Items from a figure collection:
--- BEGIN ---
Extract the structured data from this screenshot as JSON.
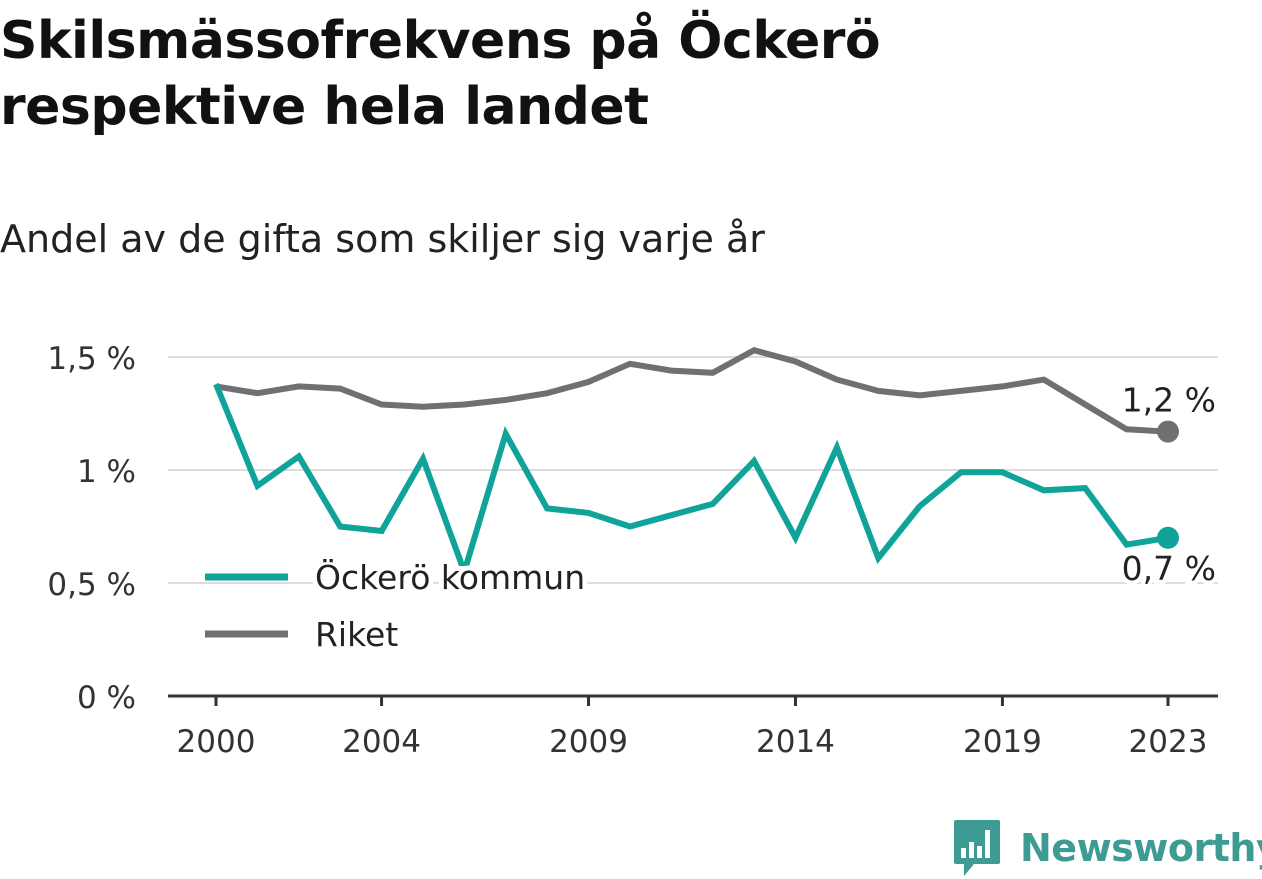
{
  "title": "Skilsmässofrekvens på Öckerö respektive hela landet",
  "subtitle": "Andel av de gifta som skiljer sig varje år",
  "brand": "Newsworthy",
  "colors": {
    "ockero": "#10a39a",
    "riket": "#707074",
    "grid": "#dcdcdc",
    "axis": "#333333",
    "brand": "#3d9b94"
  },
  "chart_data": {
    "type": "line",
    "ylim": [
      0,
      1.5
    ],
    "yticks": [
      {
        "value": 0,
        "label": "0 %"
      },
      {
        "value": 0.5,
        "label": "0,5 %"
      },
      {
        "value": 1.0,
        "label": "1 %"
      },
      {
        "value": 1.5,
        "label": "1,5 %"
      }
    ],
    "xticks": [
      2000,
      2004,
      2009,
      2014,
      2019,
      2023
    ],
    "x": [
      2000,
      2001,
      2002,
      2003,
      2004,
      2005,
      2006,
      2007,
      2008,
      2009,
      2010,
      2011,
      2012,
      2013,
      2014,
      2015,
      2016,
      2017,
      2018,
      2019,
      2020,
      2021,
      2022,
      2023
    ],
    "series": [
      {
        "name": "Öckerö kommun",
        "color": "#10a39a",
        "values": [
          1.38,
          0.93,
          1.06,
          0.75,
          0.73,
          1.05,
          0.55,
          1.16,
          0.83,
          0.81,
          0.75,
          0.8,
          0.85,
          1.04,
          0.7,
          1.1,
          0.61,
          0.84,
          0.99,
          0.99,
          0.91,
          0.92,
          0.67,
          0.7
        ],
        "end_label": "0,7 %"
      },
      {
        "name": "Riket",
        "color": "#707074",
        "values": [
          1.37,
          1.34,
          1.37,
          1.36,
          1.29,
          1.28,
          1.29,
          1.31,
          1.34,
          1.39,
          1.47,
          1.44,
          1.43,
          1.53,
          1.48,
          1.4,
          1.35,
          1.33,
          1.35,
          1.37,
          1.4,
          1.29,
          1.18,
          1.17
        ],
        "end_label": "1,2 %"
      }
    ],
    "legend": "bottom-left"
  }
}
--- END ---
--- BEGIN ---
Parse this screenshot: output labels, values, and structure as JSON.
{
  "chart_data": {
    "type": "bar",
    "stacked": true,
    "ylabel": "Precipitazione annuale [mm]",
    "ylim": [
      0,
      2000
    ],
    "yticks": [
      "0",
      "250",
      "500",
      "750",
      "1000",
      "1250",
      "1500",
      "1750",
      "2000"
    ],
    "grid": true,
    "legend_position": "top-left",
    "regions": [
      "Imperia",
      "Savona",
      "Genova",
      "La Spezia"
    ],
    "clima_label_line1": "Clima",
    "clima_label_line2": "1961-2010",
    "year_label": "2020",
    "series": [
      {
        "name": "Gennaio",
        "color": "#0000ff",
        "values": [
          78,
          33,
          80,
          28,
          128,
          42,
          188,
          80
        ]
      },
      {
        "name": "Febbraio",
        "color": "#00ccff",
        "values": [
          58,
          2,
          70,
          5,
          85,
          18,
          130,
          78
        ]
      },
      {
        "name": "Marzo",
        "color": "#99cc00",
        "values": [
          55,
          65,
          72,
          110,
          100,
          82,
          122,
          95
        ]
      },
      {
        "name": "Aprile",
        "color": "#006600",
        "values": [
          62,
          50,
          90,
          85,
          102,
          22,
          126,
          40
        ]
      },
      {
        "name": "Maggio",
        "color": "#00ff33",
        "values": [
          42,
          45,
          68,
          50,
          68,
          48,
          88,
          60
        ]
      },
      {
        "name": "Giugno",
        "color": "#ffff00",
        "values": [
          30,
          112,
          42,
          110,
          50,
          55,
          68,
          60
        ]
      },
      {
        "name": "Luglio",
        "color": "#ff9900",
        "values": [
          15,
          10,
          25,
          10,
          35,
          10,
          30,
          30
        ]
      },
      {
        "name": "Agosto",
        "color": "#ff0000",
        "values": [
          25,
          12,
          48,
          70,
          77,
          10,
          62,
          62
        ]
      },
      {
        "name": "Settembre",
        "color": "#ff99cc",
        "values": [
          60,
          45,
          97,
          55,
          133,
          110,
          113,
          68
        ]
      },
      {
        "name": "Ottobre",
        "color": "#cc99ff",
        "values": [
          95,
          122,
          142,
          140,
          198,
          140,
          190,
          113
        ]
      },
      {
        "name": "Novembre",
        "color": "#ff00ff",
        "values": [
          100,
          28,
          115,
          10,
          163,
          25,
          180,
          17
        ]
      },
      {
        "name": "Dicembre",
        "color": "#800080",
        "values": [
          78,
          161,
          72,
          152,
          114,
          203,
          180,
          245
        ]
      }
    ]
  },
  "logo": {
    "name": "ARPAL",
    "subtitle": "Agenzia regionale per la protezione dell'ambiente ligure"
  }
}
--- END ---
GIVEN TASK:
Report only the number of lines in the data above that contain "Öckerö".

WORKED ANSWER:
2